Problem to work on
Scan the records below. List lines holding "热水中用加酶洗衣粉洗衣时".

(Extracted records)
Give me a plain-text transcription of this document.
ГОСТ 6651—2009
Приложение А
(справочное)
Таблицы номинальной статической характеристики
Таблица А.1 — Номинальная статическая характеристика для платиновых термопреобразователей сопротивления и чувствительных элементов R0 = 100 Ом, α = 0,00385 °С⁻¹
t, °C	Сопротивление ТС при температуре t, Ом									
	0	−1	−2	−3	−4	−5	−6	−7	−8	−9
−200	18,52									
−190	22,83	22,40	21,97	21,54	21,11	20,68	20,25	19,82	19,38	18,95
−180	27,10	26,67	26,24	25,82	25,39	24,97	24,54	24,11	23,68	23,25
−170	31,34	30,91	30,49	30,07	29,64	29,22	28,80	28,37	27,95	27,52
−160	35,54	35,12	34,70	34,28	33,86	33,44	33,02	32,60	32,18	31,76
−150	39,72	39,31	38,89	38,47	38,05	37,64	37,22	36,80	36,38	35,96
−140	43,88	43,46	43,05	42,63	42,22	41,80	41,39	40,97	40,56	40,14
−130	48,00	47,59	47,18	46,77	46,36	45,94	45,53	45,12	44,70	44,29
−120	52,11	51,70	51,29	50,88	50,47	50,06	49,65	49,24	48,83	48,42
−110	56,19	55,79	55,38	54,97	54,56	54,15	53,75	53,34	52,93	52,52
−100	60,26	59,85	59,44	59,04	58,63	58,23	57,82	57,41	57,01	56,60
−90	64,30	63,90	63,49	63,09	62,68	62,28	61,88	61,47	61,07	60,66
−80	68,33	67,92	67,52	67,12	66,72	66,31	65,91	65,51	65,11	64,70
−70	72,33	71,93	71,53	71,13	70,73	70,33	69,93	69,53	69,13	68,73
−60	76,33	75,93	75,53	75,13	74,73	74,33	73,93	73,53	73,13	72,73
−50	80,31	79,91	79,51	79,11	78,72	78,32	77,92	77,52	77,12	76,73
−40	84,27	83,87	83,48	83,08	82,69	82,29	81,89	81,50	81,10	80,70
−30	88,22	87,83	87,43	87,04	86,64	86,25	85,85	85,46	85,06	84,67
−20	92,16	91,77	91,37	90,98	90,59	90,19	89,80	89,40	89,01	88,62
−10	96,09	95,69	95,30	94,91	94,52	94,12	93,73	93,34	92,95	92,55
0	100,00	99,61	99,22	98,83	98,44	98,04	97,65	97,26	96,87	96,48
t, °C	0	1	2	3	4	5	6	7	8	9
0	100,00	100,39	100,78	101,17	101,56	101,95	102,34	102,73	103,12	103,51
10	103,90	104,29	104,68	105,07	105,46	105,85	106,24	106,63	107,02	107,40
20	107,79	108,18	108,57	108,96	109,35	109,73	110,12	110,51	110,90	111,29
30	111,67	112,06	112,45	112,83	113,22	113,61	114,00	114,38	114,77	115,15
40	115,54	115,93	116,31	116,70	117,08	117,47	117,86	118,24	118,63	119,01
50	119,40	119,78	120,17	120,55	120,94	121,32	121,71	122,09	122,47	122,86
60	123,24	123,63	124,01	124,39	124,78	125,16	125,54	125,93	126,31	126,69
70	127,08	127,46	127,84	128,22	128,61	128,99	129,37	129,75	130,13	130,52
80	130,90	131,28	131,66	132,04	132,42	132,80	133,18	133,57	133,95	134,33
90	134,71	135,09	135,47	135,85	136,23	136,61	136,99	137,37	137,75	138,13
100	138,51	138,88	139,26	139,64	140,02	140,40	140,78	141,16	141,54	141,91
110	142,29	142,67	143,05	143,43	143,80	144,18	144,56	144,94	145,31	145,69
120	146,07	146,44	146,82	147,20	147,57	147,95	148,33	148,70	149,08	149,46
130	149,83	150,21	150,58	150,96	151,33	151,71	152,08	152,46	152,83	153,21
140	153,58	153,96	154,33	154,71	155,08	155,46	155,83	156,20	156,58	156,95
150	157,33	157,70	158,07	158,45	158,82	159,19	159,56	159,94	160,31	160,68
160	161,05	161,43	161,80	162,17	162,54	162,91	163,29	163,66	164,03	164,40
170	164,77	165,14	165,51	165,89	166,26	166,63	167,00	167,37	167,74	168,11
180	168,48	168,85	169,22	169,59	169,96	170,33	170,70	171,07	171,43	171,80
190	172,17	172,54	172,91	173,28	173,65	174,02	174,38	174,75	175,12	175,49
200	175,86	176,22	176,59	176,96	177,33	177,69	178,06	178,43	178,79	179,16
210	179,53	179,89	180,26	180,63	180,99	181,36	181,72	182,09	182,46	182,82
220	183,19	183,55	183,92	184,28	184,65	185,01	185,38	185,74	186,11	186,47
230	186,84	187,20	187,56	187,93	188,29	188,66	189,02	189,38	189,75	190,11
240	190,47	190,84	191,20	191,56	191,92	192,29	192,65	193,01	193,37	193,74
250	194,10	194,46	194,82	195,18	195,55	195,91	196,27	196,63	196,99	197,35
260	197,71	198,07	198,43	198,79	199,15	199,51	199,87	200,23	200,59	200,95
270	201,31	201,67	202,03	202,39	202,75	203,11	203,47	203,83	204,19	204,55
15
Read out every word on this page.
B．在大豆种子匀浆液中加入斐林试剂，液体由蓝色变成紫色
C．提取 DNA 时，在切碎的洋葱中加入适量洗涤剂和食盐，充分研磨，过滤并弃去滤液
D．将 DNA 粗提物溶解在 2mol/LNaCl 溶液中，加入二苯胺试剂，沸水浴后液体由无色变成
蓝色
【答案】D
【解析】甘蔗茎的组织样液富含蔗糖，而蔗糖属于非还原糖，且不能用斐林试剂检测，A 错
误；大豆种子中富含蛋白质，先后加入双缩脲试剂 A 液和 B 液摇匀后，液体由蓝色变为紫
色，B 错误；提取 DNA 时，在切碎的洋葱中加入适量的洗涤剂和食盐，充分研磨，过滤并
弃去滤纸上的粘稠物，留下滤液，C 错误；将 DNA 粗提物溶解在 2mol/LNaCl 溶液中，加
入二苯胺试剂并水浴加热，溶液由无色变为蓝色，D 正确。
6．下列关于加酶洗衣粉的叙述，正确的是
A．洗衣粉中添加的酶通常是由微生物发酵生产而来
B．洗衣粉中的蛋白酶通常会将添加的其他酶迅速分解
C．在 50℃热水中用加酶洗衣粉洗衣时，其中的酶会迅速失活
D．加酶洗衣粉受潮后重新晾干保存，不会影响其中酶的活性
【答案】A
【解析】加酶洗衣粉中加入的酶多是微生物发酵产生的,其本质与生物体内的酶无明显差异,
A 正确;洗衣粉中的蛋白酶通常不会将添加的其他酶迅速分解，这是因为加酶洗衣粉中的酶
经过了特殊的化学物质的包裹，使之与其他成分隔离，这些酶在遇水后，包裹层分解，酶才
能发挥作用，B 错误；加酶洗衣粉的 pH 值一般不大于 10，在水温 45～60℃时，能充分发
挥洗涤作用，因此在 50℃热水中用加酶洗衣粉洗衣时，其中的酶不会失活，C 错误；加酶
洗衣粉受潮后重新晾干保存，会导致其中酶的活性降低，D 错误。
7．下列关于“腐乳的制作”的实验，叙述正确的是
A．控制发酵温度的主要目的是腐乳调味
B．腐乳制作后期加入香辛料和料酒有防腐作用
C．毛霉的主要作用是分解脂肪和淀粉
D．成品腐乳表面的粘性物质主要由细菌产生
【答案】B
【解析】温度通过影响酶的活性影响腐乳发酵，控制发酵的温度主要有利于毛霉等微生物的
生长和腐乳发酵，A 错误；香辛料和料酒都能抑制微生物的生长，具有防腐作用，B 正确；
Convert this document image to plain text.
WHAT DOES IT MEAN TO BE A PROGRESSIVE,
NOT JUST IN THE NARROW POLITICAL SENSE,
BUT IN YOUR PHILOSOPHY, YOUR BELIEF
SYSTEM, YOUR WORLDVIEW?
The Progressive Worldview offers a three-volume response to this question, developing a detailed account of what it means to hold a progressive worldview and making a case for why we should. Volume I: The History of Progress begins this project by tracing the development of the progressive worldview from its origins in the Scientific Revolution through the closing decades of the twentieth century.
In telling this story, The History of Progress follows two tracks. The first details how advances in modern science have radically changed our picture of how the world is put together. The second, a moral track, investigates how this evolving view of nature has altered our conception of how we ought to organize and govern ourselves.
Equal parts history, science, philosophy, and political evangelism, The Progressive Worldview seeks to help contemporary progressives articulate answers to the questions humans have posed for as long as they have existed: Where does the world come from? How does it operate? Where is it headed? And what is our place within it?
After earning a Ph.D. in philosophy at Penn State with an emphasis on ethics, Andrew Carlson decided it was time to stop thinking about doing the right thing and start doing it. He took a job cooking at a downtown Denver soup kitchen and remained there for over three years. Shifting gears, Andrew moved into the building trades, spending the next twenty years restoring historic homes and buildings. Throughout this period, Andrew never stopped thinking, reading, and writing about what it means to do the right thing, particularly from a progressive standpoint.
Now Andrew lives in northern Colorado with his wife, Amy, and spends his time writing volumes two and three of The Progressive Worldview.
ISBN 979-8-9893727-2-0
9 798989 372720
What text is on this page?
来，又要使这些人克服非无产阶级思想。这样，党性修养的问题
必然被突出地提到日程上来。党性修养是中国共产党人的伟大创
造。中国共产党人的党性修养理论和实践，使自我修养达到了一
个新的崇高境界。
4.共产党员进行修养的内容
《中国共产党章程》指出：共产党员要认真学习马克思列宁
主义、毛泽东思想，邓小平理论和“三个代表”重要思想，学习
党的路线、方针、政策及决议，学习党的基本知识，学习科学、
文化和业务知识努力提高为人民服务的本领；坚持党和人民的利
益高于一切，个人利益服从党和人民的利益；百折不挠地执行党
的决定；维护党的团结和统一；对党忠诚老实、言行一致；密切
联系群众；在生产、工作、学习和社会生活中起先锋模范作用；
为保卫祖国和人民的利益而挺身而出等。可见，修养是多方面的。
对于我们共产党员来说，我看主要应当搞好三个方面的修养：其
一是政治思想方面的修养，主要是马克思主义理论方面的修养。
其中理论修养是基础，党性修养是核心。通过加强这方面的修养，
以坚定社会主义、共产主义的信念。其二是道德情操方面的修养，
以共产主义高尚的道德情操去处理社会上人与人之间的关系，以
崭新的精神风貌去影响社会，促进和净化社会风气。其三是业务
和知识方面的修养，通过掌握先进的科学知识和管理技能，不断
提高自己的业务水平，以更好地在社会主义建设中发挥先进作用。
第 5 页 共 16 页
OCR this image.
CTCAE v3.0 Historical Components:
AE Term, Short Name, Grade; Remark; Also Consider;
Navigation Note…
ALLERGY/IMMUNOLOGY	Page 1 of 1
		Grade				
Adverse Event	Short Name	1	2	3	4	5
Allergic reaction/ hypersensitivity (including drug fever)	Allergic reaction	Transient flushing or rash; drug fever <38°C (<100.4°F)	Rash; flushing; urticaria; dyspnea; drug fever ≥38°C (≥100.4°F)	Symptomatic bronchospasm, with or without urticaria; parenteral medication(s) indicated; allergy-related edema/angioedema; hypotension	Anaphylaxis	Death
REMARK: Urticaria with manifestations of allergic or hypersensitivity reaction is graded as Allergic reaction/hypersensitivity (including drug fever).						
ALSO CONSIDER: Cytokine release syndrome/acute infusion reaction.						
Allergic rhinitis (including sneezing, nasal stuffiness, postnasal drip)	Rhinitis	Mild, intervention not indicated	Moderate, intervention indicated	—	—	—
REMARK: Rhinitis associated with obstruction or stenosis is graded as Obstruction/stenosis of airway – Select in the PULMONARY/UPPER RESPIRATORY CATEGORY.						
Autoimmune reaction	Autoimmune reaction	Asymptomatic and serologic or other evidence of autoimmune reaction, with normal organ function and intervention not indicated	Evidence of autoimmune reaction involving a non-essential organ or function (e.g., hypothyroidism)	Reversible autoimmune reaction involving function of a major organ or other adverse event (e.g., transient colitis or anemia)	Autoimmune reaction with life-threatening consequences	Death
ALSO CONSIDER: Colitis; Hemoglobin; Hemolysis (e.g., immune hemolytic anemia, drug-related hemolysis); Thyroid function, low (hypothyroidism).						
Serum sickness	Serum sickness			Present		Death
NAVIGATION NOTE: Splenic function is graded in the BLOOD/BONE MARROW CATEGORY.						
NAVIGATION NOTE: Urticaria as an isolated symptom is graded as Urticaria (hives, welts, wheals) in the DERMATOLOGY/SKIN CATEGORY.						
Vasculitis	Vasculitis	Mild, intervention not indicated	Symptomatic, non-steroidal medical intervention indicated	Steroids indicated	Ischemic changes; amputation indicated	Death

Finished exercise
C．在 50℃热水中用加酶洗衣粉洗衣时，其中的酶会迅速失活
挥洗涤作用，因此在 50℃热水中用加酶洗衣粉洗衣时，其中的酶不会失活，C 错误；加酶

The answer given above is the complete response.